■ TASK ■
Can you output the records below exactly as they are written?

[Records]
>>>>>

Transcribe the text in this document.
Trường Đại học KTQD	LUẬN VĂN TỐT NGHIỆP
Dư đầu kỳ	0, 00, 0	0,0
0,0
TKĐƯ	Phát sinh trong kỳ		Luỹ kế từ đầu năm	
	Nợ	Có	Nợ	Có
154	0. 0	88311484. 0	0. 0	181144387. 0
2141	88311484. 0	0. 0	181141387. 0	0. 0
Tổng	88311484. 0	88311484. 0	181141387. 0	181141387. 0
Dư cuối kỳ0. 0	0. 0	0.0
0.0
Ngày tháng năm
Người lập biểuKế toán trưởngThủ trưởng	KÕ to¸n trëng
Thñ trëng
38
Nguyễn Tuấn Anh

<<<<<

■ EXPECTED ANSWER ■
Transcribe the text in this document.
Trường Đại học KTQD	LUẬN VĂN TỐT NGHIỆP
Dư đầu kỳ	0, 00, 0	0,0
0,0
TKĐƯ	Phát sinh trong kỳ		Luỹ kế từ đầu năm	
	Nợ	Có	Nợ	Có
154	0. 0	88311484. 0	0. 0	181144387. 0
2141	88311484. 0	0. 0	181141387. 0	0. 0
Tổng	88311484. 0	88311484. 0	181141387. 0	181141387. 0
Dư cuối kỳ0. 0	0. 0	0.0
0.0
Ngày tháng năm
Người lập biểuKế toán trưởngThủ trưởng	KÕ to¸n trëng
Thñ trëng
38
Nguyễn Tuấn Anh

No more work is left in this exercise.